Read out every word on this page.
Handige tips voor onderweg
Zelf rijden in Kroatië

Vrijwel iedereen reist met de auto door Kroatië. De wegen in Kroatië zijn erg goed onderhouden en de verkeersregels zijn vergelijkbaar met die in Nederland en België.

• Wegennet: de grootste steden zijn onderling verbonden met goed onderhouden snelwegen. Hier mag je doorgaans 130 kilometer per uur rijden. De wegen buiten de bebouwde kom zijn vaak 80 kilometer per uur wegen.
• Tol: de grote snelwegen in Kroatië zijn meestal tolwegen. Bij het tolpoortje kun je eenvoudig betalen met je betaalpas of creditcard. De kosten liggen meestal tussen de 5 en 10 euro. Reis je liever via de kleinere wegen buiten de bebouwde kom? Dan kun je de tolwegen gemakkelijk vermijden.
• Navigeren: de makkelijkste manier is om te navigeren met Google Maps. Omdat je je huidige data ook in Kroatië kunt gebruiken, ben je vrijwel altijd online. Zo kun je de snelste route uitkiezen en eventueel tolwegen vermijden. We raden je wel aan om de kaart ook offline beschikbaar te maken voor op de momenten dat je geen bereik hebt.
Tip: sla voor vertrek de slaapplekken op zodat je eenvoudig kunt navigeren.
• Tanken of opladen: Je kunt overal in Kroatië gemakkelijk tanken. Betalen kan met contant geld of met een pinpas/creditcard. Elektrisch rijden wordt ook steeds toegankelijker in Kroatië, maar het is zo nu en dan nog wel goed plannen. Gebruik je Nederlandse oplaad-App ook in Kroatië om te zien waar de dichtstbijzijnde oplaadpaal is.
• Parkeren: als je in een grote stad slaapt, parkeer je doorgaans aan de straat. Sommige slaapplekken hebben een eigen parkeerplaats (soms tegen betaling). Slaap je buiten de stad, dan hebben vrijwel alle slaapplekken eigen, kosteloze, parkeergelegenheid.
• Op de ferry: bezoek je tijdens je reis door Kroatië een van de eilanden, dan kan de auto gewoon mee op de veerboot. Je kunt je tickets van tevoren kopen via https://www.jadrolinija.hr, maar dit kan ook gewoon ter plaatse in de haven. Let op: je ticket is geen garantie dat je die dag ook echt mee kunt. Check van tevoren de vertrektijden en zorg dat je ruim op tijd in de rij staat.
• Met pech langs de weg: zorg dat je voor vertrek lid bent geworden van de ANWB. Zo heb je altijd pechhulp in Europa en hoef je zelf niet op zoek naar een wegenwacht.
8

Objective — The records above should be returned exactly.

Finished task —
Read out every word on this page.
Handige tips voor onderweg
Zelf rijden in Kroatië

Vrijwel iedereen reist met de auto door Kroatië. De wegen in Kroatië zijn erg goed onderhouden en de verkeersregels zijn vergelijkbaar met die in Nederland en België.

• Wegennet: de grootste steden zijn onderling verbonden met goed onderhouden snelwegen. Hier mag je doorgaans 130 kilometer per uur rijden. De wegen buiten de bebouwde kom zijn vaak 80 kilometer per uur wegen.
• Tol: de grote snelwegen in Kroatië zijn meestal tolwegen. Bij het tolpoortje kun je eenvoudig betalen met je betaalpas of creditcard. De kosten liggen meestal tussen de 5 en 10 euro. Reis je liever via de kleinere wegen buiten de bebouwde kom? Dan kun je de tolwegen gemakkelijk vermijden.
• Navigeren: de makkelijkste manier is om te navigeren met Google Maps. Omdat je je huidige data ook in Kroatië kunt gebruiken, ben je vrijwel altijd online. Zo kun je de snelste route uitkiezen en eventueel tolwegen vermijden. We raden je wel aan om de kaart ook offline beschikbaar te maken voor op de momenten dat je geen bereik hebt.
Tip: sla voor vertrek de slaapplekken op zodat je eenvoudig kunt navigeren.
• Tanken of opladen: Je kunt overal in Kroatië gemakkelijk tanken. Betalen kan met contant geld of met een pinpas/creditcard. Elektrisch rijden wordt ook steeds toegankelijker in Kroatië, maar het is zo nu en dan nog wel goed plannen. Gebruik je Nederlandse oplaad-App ook in Kroatië om te zien waar de dichtstbijzijnde oplaadpaal is.
• Parkeren: als je in een grote stad slaapt, parkeer je doorgaans aan de straat. Sommige slaapplekken hebben een eigen parkeerplaats (soms tegen betaling). Slaap je buiten de stad, dan hebben vrijwel alle slaapplekken eigen, kosteloze, parkeergelegenheid.
• Op de ferry: bezoek je tijdens je reis door Kroatië een van de eilanden, dan kan de auto gewoon mee op de veerboot. Je kunt je tickets van tevoren kopen via https://www.jadrolinija.hr, maar dit kan ook gewoon ter plaatse in de haven. Let op: je ticket is geen garantie dat je die dag ook echt mee kunt. Check van tevoren de vertrektijden en zorg dat je ruim op tijd in de rij staat.
• Met pech langs de weg: zorg dat je voor vertrek lid bent geworden van de ANWB. Zo heb je altijd pechhulp in Europa en hoef je zelf niet op zoek naar een wegenwacht.
8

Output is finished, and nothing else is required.